TASK TO CARRY OUT>
Format every line of the rows below as a JSON list of strings, one string per line, leaving out blank lines and the picture.

DATASET>
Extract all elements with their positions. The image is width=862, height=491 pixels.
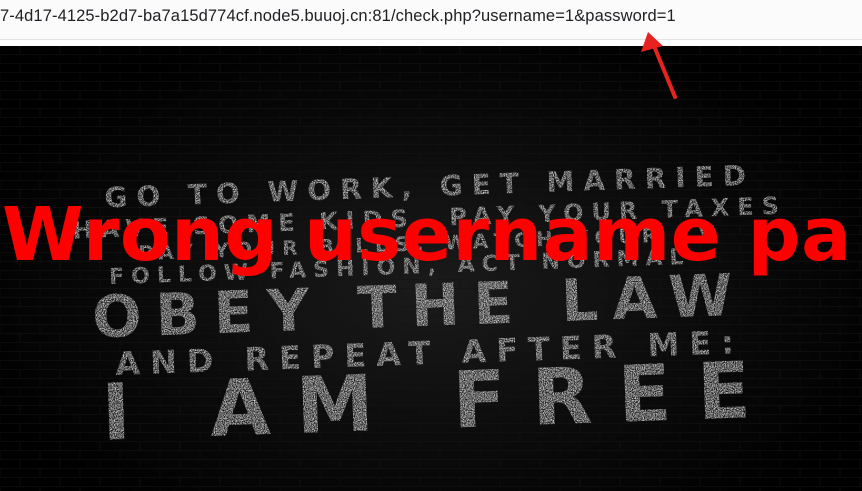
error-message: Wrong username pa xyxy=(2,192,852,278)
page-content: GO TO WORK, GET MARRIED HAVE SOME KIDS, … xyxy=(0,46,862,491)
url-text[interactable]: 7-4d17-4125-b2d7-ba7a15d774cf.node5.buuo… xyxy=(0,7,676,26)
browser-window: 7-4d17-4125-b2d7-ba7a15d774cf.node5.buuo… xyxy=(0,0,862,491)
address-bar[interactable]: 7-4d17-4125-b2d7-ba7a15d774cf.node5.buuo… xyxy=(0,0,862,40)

REPLY TO THE TASK>
[
  "Extract all elements with their positions. The image is width=862, height=491 pixels.",
  "error-message: Wrong username pa xyxy=(2,192,852,278)",
  "page-content: GO TO WORK, GET MARRIED HAVE SOME KIDS, … xyxy=(0,46,862,491)",
  "url-text[interactable]: 7-4d17-4125-b2d7-ba7a15d774cf.node5.buuo… xyxy=(0,7,676,26)",
  "browser-window: 7-4d17-4125-b2d7-ba7a15d774cf.node5.buuo… xyxy=(0,0,862,491)",
  "address-bar[interactable]: 7-4d17-4125-b2d7-ba7a15d774cf.node5.buuo… xyxy=(0,0,862,40)"
]